◆ SET TASK
Find each line containing the string "JSON". Copy it.

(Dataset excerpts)
────────────────────────────────────────

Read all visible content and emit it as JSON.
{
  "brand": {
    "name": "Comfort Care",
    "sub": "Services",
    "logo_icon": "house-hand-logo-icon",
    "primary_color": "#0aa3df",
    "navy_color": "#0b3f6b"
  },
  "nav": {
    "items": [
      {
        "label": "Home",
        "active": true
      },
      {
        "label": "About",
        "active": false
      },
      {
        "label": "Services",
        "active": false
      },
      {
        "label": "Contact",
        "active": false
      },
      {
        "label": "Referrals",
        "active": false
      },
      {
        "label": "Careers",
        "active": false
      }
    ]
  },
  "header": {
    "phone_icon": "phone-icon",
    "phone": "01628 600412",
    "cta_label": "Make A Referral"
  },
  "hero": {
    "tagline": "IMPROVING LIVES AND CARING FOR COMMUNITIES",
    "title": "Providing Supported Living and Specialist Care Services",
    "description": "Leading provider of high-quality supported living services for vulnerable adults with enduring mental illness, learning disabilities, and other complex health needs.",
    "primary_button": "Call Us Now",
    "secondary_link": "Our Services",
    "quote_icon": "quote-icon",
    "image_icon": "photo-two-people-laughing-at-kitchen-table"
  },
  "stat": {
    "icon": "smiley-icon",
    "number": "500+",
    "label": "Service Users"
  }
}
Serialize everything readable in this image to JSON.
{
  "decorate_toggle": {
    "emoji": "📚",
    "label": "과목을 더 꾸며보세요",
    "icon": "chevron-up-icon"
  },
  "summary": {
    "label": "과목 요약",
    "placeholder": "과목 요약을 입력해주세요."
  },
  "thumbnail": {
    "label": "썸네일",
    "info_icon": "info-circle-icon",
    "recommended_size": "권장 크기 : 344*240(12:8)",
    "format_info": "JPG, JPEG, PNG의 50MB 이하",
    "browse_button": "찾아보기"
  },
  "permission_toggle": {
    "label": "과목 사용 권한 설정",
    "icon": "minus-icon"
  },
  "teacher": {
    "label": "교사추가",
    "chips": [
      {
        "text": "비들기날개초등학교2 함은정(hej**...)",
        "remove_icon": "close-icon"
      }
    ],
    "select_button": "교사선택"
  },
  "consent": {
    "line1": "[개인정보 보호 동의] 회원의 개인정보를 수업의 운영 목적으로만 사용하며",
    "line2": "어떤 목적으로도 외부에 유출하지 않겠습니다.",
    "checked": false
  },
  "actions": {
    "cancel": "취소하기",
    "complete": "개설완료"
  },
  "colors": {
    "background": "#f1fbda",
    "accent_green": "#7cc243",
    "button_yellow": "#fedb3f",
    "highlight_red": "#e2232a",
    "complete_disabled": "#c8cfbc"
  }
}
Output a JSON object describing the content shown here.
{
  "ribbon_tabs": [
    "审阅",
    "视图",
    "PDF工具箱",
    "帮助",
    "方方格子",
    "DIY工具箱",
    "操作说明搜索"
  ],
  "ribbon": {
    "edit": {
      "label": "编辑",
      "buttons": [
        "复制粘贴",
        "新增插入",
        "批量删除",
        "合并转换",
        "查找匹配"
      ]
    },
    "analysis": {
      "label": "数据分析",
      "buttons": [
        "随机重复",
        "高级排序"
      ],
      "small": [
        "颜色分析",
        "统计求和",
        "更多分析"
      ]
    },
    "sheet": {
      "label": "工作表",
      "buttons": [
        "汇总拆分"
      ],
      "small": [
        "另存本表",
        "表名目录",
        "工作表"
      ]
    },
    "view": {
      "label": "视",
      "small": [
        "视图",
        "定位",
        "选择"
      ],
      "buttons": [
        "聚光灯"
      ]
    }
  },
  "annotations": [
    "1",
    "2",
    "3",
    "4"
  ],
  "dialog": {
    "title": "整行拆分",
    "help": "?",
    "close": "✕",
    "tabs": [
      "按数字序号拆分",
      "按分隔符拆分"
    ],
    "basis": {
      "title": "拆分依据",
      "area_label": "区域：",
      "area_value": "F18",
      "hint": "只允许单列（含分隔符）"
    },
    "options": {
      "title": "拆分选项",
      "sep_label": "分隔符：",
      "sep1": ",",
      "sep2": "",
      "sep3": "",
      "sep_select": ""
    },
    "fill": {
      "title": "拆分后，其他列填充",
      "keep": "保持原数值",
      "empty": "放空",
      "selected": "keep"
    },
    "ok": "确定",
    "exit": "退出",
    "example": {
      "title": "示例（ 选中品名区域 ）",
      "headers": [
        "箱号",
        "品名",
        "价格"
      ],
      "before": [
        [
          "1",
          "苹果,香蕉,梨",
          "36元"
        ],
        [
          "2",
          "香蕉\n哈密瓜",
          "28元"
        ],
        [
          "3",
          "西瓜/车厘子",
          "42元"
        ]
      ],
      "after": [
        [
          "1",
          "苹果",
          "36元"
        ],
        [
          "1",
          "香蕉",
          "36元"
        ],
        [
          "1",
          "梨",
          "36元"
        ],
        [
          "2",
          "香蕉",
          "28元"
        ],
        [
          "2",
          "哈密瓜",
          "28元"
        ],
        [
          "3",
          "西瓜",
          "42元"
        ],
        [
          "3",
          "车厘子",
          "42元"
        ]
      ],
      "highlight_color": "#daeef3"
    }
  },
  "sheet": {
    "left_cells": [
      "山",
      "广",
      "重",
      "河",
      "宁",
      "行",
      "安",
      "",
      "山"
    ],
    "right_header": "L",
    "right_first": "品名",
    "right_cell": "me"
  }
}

────────────────────────────────────────

◆ EXPECTED OUTPUT
Read all visible content and emit it as JSON.
Serialize everything readable in this image to JSON.
Output a JSON object describing the content shown here.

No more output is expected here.